▶ **WHAT IS BEING ASKED**
Quote all lines below exactly. Images stay out.

▶ **ENTRIES**
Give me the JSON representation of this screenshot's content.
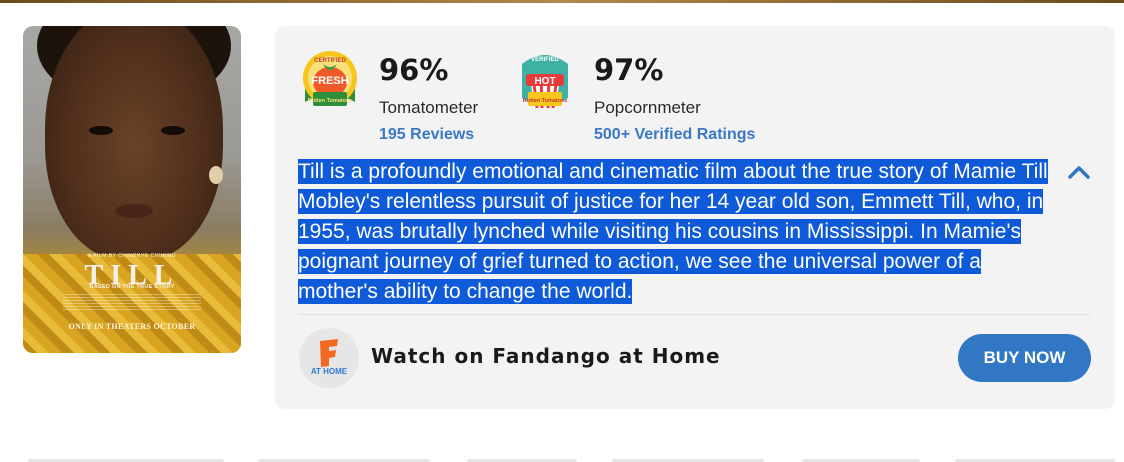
{
  "poster": {
    "title": "TILL",
    "credit_top": "A FILM BY CHINONYE CHUKWU",
    "tagline": "BASED ON THE TRUE STORY",
    "release_note": "ONLY IN THEATERS OCTOBER"
  },
  "scores": {
    "tomatometer": {
      "badge_top": "CERTIFIED",
      "badge_main": "FRESH",
      "badge_brand": "Rotten Tomatoes",
      "value": "96%",
      "label": "Tomatometer",
      "link": "195 Reviews"
    },
    "popcornmeter": {
      "badge_top": "VERIFIED",
      "badge_main": "HOT",
      "badge_brand": "Rotten Tomatoes",
      "value": "97%",
      "label": "Popcornmeter",
      "link": "500+ Verified Ratings"
    }
  },
  "synopsis": {
    "text": "Till is a profoundly emotional and cinematic film about the true story of Mamie Till Mobley's relentless pursuit of justice for her 14 year old son, Emmett Till, who, in 1955, was brutally lynched while visiting his cousins in Mississippi. In Mamie's poignant journey of grief turned to action, we see the universal power of a mother's ability to change the world.",
    "selected": true
  },
  "watch": {
    "logo_text": "AT HOME",
    "label": "Watch on Fandango at Home",
    "buy_label": "BUY NOW"
  },
  "icons": {
    "collapse": "chevron-up-icon",
    "tomato_badge": "certified-fresh-icon",
    "popcorn_badge": "verified-hot-icon",
    "fandango": "fandango-f-icon"
  },
  "colors": {
    "link": "#3a78c6",
    "button": "#3177c4",
    "selection": "#0f5ad8",
    "card_bg": "#f3f3f3"
  }
}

▶ **TASK ANSWER**
Give me the JSON representation of this screenshot's content.
{
  "poster": {
    "title": "TILL",
    "credit_top": "A FILM BY CHINONYE CHUKWU",
    "tagline": "BASED ON THE TRUE STORY",
    "release_note": "ONLY IN THEATERS OCTOBER"
  },
  "scores": {
    "tomatometer": {
      "badge_top": "CERTIFIED",
      "badge_main": "FRESH",
      "badge_brand": "Rotten Tomatoes",
      "value": "96%",
      "label": "Tomatometer",
      "link": "195 Reviews"
    },
    "popcornmeter": {
      "badge_top": "VERIFIED",
      "badge_main": "HOT",
      "badge_brand": "Rotten Tomatoes",
      "value": "97%",
      "label": "Popcornmeter",
      "link": "500+ Verified Ratings"
    }
  },
  "synopsis": {
    "text": "Till is a profoundly emotional and cinematic film about the true story of Mamie Till Mobley's relentless pursuit of justice for her 14 year old son, Emmett Till, who, in 1955, was brutally lynched while visiting his cousins in Mississippi. In Mamie's poignant journey of grief turned to action, we see the universal power of a mother's ability to change the world.",
    "selected": true
  },
  "watch": {
    "logo_text": "AT HOME",
    "label": "Watch on Fandango at Home",
    "buy_label": "BUY NOW"
  },
  "icons": {
    "collapse": "chevron-up-icon",
    "tomato_badge": "certified-fresh-icon",
    "popcorn_badge": "verified-hot-icon",
    "fandango": "fandango-f-icon"
  },
  "colors": {
    "link": "#3a78c6",
    "button": "#3177c4",
    "selection": "#0f5ad8",
    "card_bg": "#f3f3f3"
  }
}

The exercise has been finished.